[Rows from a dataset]
— Begin —

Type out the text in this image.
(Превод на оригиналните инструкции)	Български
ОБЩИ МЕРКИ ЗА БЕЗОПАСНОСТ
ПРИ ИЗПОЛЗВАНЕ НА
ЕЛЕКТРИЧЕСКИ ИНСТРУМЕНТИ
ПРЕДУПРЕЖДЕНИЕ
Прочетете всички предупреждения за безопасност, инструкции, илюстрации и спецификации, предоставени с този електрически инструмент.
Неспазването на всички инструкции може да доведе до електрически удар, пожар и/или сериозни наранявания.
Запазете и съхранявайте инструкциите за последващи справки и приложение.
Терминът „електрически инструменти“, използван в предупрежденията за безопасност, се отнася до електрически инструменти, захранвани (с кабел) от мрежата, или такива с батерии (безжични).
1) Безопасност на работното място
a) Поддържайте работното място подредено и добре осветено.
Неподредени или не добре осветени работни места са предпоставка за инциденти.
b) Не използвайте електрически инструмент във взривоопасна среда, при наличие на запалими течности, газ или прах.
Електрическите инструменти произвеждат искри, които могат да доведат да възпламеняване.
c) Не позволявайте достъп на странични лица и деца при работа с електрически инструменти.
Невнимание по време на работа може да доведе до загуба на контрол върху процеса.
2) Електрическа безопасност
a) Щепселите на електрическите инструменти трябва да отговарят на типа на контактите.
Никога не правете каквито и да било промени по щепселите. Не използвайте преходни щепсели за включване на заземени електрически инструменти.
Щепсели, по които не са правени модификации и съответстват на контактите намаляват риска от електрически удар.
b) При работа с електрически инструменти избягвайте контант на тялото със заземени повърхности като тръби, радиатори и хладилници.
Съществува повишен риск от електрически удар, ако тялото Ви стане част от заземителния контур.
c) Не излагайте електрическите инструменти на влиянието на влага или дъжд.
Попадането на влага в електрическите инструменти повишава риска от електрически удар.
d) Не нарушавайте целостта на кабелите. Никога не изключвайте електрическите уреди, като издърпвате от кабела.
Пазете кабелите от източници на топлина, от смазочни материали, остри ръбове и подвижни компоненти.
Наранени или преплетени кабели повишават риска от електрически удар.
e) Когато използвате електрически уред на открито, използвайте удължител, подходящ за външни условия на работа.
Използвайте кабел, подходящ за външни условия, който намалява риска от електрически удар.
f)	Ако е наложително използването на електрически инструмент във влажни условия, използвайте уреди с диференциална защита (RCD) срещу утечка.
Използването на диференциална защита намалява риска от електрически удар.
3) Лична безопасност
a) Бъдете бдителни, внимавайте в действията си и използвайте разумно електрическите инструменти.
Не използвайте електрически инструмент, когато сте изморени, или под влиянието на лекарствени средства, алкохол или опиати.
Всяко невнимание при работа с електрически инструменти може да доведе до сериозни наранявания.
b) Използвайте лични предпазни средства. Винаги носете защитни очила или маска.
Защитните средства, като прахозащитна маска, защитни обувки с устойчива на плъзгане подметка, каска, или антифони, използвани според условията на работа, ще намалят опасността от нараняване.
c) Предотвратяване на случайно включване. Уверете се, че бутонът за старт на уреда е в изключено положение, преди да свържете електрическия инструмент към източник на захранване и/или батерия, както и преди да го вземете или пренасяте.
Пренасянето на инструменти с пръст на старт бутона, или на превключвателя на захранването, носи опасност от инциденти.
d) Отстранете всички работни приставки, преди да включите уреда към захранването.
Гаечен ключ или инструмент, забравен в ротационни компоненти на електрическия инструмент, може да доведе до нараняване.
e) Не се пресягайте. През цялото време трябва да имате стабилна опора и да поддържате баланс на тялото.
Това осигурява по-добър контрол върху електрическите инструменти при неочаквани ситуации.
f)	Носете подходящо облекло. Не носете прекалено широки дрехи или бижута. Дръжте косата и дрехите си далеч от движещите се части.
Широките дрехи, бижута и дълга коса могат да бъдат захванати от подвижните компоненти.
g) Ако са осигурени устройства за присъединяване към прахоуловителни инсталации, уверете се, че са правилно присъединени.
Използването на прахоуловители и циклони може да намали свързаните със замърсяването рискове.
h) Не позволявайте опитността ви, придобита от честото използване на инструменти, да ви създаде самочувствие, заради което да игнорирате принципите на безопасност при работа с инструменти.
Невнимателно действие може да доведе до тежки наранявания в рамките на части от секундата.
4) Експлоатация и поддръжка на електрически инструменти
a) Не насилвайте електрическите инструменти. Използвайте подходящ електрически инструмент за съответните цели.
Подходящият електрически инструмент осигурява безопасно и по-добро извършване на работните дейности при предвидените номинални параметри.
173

— End —

• _STATED PROBLEM_: All lines that include "тялото" are to be gathered and copied.

• _CORRECT RESULT_:
b) При работа с електрически инструменти избягвайте контант на тялото със заземени повърхности като тръби, радиатори и хладилници.
Съществува повишен риск от електрически удар, ако тялото Ви стане част от заземителния контур.
e) Не се пресягайте. През цялото време трябва да имате стабилна опора и да поддържате баланс на тялото.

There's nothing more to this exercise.